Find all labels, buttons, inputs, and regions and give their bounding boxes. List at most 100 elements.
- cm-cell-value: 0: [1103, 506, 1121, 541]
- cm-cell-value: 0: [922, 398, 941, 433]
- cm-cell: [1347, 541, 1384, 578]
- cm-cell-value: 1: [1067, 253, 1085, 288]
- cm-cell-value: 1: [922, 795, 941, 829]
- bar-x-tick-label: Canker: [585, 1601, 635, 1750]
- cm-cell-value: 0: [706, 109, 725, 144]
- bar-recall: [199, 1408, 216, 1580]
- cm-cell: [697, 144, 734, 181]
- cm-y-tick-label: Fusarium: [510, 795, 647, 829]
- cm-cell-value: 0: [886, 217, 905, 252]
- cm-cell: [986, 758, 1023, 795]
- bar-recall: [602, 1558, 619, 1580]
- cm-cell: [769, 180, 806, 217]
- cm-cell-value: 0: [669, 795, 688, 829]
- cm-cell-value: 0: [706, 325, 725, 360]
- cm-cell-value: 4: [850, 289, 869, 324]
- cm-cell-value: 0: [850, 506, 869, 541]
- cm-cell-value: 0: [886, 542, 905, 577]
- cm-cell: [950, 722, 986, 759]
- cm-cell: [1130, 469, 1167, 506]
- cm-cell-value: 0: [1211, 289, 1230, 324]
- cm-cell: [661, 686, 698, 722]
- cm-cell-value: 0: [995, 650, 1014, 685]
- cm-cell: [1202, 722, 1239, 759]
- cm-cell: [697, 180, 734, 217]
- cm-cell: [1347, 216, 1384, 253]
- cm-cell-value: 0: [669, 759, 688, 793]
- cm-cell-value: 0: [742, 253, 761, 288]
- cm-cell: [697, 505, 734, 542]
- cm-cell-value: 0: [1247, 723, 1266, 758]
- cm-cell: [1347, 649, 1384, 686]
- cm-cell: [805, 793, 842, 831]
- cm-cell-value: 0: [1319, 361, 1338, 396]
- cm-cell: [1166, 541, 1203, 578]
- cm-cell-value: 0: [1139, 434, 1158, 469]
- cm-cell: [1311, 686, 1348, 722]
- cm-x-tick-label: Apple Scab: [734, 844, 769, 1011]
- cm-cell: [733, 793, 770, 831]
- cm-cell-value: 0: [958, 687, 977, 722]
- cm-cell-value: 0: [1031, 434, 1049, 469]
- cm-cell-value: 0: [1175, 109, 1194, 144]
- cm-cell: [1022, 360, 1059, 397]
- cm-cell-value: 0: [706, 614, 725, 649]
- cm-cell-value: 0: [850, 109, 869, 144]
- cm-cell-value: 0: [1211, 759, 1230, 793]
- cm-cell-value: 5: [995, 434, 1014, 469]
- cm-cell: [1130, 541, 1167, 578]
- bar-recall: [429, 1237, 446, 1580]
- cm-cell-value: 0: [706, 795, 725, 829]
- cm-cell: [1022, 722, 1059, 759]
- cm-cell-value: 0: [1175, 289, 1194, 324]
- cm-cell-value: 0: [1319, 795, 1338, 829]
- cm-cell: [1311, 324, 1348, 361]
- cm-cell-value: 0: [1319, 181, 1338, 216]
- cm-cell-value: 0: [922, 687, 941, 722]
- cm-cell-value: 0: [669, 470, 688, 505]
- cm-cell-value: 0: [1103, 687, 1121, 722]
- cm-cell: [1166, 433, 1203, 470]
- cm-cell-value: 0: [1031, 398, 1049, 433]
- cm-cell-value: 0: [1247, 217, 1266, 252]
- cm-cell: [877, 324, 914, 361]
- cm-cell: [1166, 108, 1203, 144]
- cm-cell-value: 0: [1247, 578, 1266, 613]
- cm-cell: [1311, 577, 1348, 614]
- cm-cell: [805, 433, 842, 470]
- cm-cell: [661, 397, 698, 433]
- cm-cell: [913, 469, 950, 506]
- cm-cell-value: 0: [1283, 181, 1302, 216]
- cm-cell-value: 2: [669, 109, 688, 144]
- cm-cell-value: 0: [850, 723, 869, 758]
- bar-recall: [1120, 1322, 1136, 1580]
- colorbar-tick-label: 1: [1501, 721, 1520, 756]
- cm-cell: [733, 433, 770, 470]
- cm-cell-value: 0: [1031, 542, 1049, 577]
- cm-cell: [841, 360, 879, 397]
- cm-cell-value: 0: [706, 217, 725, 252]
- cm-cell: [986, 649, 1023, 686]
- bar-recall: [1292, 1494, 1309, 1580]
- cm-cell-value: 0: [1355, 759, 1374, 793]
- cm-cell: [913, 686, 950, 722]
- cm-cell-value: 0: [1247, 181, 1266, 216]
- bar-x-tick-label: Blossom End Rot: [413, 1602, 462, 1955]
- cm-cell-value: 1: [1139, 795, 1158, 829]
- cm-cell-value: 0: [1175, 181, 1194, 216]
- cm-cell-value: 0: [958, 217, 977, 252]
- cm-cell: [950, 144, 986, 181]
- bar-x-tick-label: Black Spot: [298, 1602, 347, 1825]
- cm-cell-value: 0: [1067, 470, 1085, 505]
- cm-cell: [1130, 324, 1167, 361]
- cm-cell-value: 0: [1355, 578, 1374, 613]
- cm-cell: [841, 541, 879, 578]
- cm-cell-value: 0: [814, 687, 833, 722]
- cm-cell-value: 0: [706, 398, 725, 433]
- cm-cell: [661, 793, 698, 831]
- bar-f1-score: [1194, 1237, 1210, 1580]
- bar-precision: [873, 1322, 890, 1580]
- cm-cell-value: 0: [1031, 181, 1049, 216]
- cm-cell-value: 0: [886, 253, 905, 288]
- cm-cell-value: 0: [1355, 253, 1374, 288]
────────────────────
Reproduce all the items with each "bar-recall" switched to "bar-sensitivity". Leave every other character as it is.

Find all labels, buttons, inputs, and regions and give their bounding boxes. List at most 100 elements.
- cm-cell-value: 0: [1103, 506, 1121, 541]
- cm-cell-value: 0: [922, 398, 941, 433]
- cm-cell: [1347, 541, 1384, 578]
- cm-cell-value: 1: [1067, 253, 1085, 288]
- cm-cell-value: 1: [922, 795, 941, 829]
- bar-x-tick-label: Canker: [585, 1601, 635, 1750]
- cm-cell-value: 0: [706, 109, 725, 144]
- bar-sensitivity: [199, 1408, 216, 1580]
- cm-cell: [697, 144, 734, 181]
- cm-y-tick-label: Fusarium: [510, 795, 647, 829]
- cm-cell-value: 0: [886, 217, 905, 252]
- cm-cell: [986, 758, 1023, 795]
- bar-sensitivity: [602, 1558, 619, 1580]
- cm-cell: [769, 180, 806, 217]
- cm-cell-value: 0: [669, 795, 688, 829]
- cm-cell-value: 0: [706, 325, 725, 360]
- cm-cell-value: 4: [850, 289, 869, 324]
- cm-cell-value: 0: [850, 506, 869, 541]
- cm-cell-value: 0: [886, 542, 905, 577]
- cm-cell: [950, 722, 986, 759]
- cm-cell: [1130, 469, 1167, 506]
- cm-cell-value: 0: [1211, 289, 1230, 324]
- cm-cell: [661, 686, 698, 722]
- cm-cell-value: 0: [995, 650, 1014, 685]
- cm-cell: [1202, 722, 1239, 759]
- cm-cell: [697, 180, 734, 217]
- cm-cell: [1347, 216, 1384, 253]
- cm-cell-value: 0: [669, 759, 688, 793]
- cm-cell-value: 0: [742, 253, 761, 288]
- cm-cell: [697, 505, 734, 542]
- cm-cell-value: 0: [1247, 723, 1266, 758]
- cm-cell: [1347, 649, 1384, 686]
- cm-cell: [805, 793, 842, 831]
- cm-cell-value: 0: [1319, 361, 1338, 396]
- cm-cell: [1166, 541, 1203, 578]
- cm-cell-value: 0: [1139, 434, 1158, 469]
- cm-cell: [1311, 686, 1348, 722]
- cm-x-tick-label: Apple Scab: [734, 844, 769, 1011]
- cm-cell: [733, 793, 770, 831]
- cm-cell-value: 0: [958, 687, 977, 722]
- cm-cell-value: 0: [1031, 434, 1049, 469]
- cm-cell-value: 0: [1175, 109, 1194, 144]
- cm-cell: [1022, 360, 1059, 397]
- cm-cell-value: 0: [706, 614, 725, 649]
- cm-cell-value: 0: [850, 109, 869, 144]
- cm-cell-value: 0: [1211, 759, 1230, 793]
- cm-cell-value: 5: [995, 434, 1014, 469]
- cm-cell: [1130, 541, 1167, 578]
- bar-sensitivity: [429, 1237, 446, 1580]
- cm-cell-value: 0: [706, 795, 725, 829]
- cm-cell: [1022, 722, 1059, 759]
- cm-cell-value: 0: [1175, 289, 1194, 324]
- cm-cell-value: 0: [1319, 795, 1338, 829]
- cm-cell: [1311, 324, 1348, 361]
- cm-cell-value: 0: [1319, 181, 1338, 216]
- cm-cell-value: 0: [922, 687, 941, 722]
- cm-cell-value: 0: [669, 470, 688, 505]
- cm-cell-value: 0: [1103, 687, 1121, 722]
- cm-cell: [1166, 433, 1203, 470]
- cm-cell-value: 0: [1031, 398, 1049, 433]
- cm-cell-value: 0: [1247, 217, 1266, 252]
- cm-cell: [877, 324, 914, 361]
- cm-cell: [1166, 108, 1203, 144]
- cm-cell-value: 0: [1247, 578, 1266, 613]
- cm-cell: [1311, 577, 1348, 614]
- cm-cell: [805, 433, 842, 470]
- cm-cell: [661, 397, 698, 433]
- cm-cell: [913, 469, 950, 506]
- cm-cell-value: 0: [1283, 181, 1302, 216]
- cm-cell-value: 2: [669, 109, 688, 144]
- cm-cell-value: 0: [850, 723, 869, 758]
- bar-sensitivity: [1120, 1322, 1136, 1580]
- colorbar-tick-label: 1: [1501, 721, 1520, 756]
- cm-cell: [733, 433, 770, 470]
- cm-cell-value: 0: [1031, 542, 1049, 577]
- cm-cell: [841, 360, 879, 397]
- cm-cell-value: 0: [706, 217, 725, 252]
- cm-cell: [986, 649, 1023, 686]
- bar-sensitivity: [1292, 1494, 1309, 1580]
- cm-cell-value: 0: [1355, 759, 1374, 793]
- cm-cell: [913, 686, 950, 722]
- cm-cell-value: 0: [1247, 181, 1266, 216]
- bar-x-tick-label: Blossom End Rot: [413, 1602, 462, 1955]
- cm-cell-value: 1: [1139, 795, 1158, 829]
- cm-cell-value: 0: [1175, 181, 1194, 216]
- cm-cell-value: 0: [958, 217, 977, 252]
- cm-cell: [950, 144, 986, 181]
- bar-x-tick-label: Black Spot: [298, 1602, 347, 1825]
- cm-cell-value: 0: [1067, 470, 1085, 505]
- cm-cell: [1130, 324, 1167, 361]
- cm-cell-value: 0: [1355, 578, 1374, 613]
- cm-cell: [841, 541, 879, 578]
- cm-cell-value: 0: [814, 687, 833, 722]
- cm-cell-value: 0: [706, 398, 725, 433]
- cm-cell: [661, 793, 698, 831]
- bar-f1-score: [1194, 1237, 1210, 1580]
- bar-precision: [873, 1322, 890, 1580]
- cm-cell-value: 0: [1031, 181, 1049, 216]
- cm-cell-value: 0: [886, 253, 905, 288]
- cm-cell-value: 0: [1355, 253, 1374, 288]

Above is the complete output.